For Albany's Joe Glickman, it's now or never to share memories of Dino De Cherro.

Glickman is sharing now: He's remembering De Cherro, a longtime friend who passed away New Year's Eve at age 76.

Longtime Schenectadians also may remember De Cherro, a genial hipster and longtime city resident who loved the music and movies of Elvis Presley. De Cherro, who took every chance to show off his fashion and dance styles, discussed his philosophies of life and the world in small advertising "boxes" that appeared in the pages of The Daily Gazette.

The De Cherro-recorded song, "It's Only Me," was Dino's theme song, as his friends all knew. The title also showed up in De Cherro's ad boxes.

Funeral services for De Cherro will be held Saturday from 1 until 3 p.m. at New Comer Cremations & Funerals, 343 New Karner Road, Colonie. A celebration of De Cherro's life will follow.

Glickman said De Cherro made regular appearances at concerts and dance events around the Capital Region.

Born in Albany to Charles and Faye Puglise, De Cherro attended Bishop Gibbons High School and worked as a mail room clerk for the state Department of Labor during the 1970s.

Glickman said De Cherro later worked various odd jobs while writing the humor columns that appeared in The Gazette.

"Dino always dressed to impress, sporting a pompadour hairdo, elaborate flashy jackets, sometimes adorned with sequins, and over-sized, custom-made rings," Glickman wrote. "His look was a throwback to a lost era gone by, like a living time capsule. That, coupled with his quirky personality, left Dino frequently misunderstood and labeled 'eccentric' by some that encountered him, but embraced by most for his warm, respectful and welcoming demeanor."

Excerpts from Glickman's tribute follow:

'A Little Less Conversation'

"Dino was highly intelligent and loved to engage in good conversation. And no subject was too taboo. Sitting at a nearby diner booth, you could expect to hear Dino conversing about anything ranging from current affairs, religion and politics to aliens, subatomic particles and finding a cure for the aging process. He would even take on an opposing viewpoint, if just for the sake of good debate."

'Don't Be Cruel'

"He disliked being addressed as 'Mister' or 'Sir,' claiming it made him feel old. When asked what his age was, he would cleverly dodge the question like a polished politician."

# Given records:
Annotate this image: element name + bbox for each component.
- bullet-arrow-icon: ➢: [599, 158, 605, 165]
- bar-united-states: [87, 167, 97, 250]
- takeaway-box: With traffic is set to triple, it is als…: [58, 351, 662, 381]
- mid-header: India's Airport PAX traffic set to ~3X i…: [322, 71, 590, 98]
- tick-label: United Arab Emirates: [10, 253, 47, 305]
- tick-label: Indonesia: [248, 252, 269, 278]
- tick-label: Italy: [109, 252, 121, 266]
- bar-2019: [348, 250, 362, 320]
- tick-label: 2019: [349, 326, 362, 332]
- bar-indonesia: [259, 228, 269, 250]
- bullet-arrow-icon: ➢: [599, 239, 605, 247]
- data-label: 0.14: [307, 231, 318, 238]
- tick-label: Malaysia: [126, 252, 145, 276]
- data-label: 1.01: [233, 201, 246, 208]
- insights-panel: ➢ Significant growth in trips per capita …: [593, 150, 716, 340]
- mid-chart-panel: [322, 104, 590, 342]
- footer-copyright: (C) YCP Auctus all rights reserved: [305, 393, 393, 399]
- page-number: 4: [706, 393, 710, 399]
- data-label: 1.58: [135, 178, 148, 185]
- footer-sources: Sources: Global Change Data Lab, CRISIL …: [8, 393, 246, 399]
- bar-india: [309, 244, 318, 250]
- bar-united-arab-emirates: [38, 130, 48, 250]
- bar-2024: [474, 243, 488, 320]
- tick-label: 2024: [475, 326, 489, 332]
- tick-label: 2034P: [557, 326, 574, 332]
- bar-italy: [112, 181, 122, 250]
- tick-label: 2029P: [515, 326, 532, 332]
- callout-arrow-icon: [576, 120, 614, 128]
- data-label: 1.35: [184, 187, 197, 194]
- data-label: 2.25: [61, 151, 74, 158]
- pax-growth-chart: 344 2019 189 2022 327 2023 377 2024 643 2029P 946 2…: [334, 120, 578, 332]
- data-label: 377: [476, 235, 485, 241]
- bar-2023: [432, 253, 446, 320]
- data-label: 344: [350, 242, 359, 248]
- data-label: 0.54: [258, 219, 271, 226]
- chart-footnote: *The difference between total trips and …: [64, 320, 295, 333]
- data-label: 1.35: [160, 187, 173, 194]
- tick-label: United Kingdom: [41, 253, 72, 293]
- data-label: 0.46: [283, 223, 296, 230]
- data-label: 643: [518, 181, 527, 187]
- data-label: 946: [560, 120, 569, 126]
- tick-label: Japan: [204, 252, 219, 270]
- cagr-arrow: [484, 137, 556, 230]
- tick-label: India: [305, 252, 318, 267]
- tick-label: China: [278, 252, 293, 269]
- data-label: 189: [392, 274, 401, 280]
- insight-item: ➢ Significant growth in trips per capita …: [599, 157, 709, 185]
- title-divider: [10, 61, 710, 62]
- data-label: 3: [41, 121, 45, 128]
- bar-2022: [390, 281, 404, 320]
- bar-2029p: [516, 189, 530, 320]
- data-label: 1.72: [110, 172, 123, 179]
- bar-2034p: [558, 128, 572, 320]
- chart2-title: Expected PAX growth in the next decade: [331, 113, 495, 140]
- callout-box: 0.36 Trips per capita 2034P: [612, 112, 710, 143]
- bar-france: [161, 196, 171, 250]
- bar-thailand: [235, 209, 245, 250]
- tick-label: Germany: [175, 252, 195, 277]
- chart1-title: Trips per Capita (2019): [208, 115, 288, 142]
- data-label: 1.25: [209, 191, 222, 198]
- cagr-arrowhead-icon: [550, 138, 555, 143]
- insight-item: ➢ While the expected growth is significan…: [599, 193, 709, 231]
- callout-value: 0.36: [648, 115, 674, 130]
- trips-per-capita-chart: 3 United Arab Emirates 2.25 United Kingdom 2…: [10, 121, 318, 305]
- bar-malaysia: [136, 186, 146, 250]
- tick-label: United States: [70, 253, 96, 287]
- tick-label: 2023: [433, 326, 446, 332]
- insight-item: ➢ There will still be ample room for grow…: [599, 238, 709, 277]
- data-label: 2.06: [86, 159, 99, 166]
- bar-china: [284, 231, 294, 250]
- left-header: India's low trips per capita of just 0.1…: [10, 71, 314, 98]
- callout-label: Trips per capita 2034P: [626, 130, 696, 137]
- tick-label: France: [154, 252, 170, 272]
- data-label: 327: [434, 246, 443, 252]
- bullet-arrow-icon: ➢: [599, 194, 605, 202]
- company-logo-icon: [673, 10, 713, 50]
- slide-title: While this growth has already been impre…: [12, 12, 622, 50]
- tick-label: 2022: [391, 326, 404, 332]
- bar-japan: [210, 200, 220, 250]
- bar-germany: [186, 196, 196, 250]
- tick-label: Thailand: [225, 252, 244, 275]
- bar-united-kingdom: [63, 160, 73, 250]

# Job 1:
Summarize the article about Dino De Cherro in two sentences.
# Job 2:
In the article about Dino De Cherro, what song was his theme song?
# Job 3:
Reproduce verbatim the article's text between "For Albany's Joe" and "Cherro's ad boxes.", inclusive.
The data is separate material that has nothing to do with the article.

# Correct answer 1:
Dino De Cherro, a genial hipster and Elvis Presley fan who wrote humor columns in advertising boxes in The Daily Gazette, died on New Year's Eve at age 76. His longtime friend Joe Glickman remembers him as a flashy dresser who loved good conversation and was embraced by most for his warm, respectful and welcoming demeanor.

# Correct answer 2:
"It's Only Me," a song he recorded.

# Correct answer 3:
For Albany's Joe Glickman, it's now or never to share memories of Dino De Cherro.

Glickman is sharing now: He's remembering De Cherro, a longtime friend who passed away New Year's Eve at age 76.

Longtime Schenectadians also may remember De Cherro, a genial hipster and longtime city resident who loved the music and movies of Elvis Presley. De Cherro, who took every chance to show off his fashion and dance styles, discussed his philosophies of life and the world in small advertising "boxes" that appeared in the pages of The Daily Gazette.

The De Cherro-recorded song, "It's Only Me," was Dino's theme song, as his friends all knew. The title also showed up in De Cherro's ad boxes.